#### 閱讀節選
我不敢確定那個事在我心目中有著舉無輕重的地位,
也難以具體的描敘出來給人知曉,
那像是荒地的老巫婆所下的古老的惡咒。

海說了一個故事,
讓我不知不覺想了許多,
可見她的精深。
即便獻醜但我也想講個我生活上的故事來回饋
(故事不都來自生活所經歷的嗎?),
朋友之間都該互有往來,
我雖不善此道但不表示我不明白這個的重要性,
更何況我從她身上獲取這麼多的生活體驗,
也感受到她想把我當作是知心好友。

主角是我一位公司同仁楊海生;
剛剛整理思緒已耗掉我許多的心力,
所能想到的事物是最直接不拐彎抹角的事
(對於傾聽者是海,我有此信心);
先前提過說我不擅長記住人的名字,
但要我做依然能做得比一般人還要好,
這下可不是很明確的實證嗎?
再來就是他的確想和我混熟哩!
恰巧名字和海有著相關性。
這是所謂一般人所講得緣份或者契機嗎?
很多人盼望想介入他人的生活圈,
就是等待一種緣份或者契機,
通常這樣比較不費力,
要不然時常是花很多的力氣都是徒勞無功的。

#### 小練習 A
把上面的閱讀節選一字不改地從頭到尾再寫一遍。

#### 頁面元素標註
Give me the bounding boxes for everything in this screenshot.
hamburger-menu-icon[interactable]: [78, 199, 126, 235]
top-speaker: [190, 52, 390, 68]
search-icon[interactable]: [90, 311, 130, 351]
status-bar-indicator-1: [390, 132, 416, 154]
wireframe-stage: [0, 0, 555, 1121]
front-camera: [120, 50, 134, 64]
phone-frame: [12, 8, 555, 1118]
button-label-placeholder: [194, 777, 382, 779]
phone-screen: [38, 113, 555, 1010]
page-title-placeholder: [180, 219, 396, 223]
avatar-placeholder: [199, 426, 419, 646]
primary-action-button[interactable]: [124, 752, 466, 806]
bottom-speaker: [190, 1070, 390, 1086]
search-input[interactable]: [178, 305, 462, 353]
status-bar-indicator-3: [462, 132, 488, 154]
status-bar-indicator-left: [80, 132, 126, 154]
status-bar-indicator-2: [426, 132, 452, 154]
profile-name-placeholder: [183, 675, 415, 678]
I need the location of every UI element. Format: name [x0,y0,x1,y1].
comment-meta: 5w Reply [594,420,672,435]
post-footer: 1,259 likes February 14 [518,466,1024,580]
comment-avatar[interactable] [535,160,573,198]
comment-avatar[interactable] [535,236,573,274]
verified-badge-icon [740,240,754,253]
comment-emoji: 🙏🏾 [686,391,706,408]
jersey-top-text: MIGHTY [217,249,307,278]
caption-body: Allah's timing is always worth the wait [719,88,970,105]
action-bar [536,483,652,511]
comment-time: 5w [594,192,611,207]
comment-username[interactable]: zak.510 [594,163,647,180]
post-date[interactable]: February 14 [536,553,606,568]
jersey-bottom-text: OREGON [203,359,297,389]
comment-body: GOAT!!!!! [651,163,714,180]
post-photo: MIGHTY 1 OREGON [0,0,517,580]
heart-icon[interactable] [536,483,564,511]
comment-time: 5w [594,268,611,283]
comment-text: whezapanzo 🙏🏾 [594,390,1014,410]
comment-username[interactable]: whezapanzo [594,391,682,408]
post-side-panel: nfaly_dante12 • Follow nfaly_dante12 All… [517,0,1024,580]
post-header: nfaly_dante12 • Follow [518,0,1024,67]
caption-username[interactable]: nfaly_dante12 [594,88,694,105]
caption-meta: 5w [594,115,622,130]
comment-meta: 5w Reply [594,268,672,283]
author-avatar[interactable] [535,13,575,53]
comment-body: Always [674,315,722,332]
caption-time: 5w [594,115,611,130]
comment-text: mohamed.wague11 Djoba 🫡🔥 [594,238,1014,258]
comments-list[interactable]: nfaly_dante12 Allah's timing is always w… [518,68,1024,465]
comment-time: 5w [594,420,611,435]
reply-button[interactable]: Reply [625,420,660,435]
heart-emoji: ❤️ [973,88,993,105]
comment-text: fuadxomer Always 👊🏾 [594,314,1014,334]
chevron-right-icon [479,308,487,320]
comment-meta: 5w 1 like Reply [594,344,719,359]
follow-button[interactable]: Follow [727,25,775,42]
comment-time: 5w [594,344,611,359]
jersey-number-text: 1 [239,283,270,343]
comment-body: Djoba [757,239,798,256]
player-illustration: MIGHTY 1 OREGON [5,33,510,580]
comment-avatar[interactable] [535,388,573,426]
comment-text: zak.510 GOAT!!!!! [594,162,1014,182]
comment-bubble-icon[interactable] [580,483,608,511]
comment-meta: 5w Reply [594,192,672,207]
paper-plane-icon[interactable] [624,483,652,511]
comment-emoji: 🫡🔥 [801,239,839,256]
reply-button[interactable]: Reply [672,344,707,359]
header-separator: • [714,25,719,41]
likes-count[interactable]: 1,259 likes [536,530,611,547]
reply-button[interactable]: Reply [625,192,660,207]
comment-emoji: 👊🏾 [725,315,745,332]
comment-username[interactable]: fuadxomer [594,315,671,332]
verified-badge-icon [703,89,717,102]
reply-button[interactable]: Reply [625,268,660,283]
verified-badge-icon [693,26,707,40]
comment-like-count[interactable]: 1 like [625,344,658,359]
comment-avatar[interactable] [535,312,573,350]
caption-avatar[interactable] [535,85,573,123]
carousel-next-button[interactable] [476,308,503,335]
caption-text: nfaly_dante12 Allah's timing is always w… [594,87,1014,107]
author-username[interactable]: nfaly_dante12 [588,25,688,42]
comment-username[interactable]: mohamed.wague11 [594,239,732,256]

#### 小練習 B
從紀錄的第一行開始，到含有「status-bar-indicator-3: [462, 132, 488, 154]」的那一行結束，逐行照抄下來，頭尾兩行都算在內。

#### 正確結果 A
我不敢確定那個事在我心目中有著舉無輕重的地位,
也難以具體的描敘出來給人知曉,
那像是荒地的老巫婆所下的古老的惡咒。

海說了一個故事,
讓我不知不覺想了許多,
可見她的精深。
即便獻醜但我也想講個我生活上的故事來回饋
(故事不都來自生活所經歷的嗎?),
朋友之間都該互有往來,
我雖不善此道但不表示我不明白這個的重要性,
更何況我從她身上獲取這麼多的生活體驗,
也感受到她想把我當作是知心好友。

主角是我一位公司同仁楊海生;
剛剛整理思緒已耗掉我許多的心力,
所能想到的事物是最直接不拐彎抹角的事
(對於傾聽者是海,我有此信心);
先前提過說我不擅長記住人的名字,
但要我做依然能做得比一般人還要好,
這下可不是很明確的實證嗎?
再來就是他的確想和我混熟哩!
恰巧名字和海有著相關性。
這是所謂一般人所講得緣份或者契機嗎?
很多人盼望想介入他人的生活圈,
就是等待一種緣份或者契機,
通常這樣比較不費力,
要不然時常是花很多的力氣都是徒勞無功的。

#### 正確結果 B
Give me the bounding boxes for everything in this screenshot.
hamburger-menu-icon[interactable]: [78, 199, 126, 235]
top-speaker: [190, 52, 390, 68]
search-icon[interactable]: [90, 311, 130, 351]
status-bar-indicator-1: [390, 132, 416, 154]
wireframe-stage: [0, 0, 555, 1121]
front-camera: [120, 50, 134, 64]
phone-frame: [12, 8, 555, 1118]
button-label-placeholder: [194, 777, 382, 779]
phone-screen: [38, 113, 555, 1010]
page-title-placeholder: [180, 219, 396, 223]
avatar-placeholder: [199, 426, 419, 646]
primary-action-button[interactable]: [124, 752, 466, 806]
bottom-speaker: [190, 1070, 390, 1086]
search-input[interactable]: [178, 305, 462, 353]
status-bar-indicator-3: [462, 132, 488, 154]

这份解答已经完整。